Extracted records start

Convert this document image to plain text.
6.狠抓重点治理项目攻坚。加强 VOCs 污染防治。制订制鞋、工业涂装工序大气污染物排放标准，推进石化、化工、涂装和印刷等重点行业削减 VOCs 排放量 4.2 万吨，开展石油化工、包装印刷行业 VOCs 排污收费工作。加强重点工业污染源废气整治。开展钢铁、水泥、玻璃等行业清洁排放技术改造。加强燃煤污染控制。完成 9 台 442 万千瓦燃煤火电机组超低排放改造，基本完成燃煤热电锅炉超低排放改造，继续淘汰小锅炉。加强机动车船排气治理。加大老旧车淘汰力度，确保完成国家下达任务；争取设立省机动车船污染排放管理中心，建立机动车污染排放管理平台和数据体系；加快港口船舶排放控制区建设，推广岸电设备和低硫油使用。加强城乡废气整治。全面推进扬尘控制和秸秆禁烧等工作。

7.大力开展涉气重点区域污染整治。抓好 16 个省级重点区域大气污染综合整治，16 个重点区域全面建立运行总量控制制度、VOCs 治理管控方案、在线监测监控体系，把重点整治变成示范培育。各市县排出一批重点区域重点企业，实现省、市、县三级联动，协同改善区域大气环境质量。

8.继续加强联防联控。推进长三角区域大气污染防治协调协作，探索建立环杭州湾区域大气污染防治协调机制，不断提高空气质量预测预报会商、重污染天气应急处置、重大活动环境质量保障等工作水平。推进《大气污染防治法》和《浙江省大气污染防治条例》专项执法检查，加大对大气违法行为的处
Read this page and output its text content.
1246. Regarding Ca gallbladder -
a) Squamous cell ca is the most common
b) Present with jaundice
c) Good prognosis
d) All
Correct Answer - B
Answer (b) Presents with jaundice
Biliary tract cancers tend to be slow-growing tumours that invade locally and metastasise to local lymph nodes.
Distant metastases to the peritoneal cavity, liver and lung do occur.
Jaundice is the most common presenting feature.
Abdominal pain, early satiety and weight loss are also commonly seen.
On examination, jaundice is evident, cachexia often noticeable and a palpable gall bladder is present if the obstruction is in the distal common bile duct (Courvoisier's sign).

Extracted records end

### What you are asked to do
Check each line of the entries for the string "this". Copy the lines that have it.

### Written answer
Convert this document image to plain text.
Read this page and output its text content.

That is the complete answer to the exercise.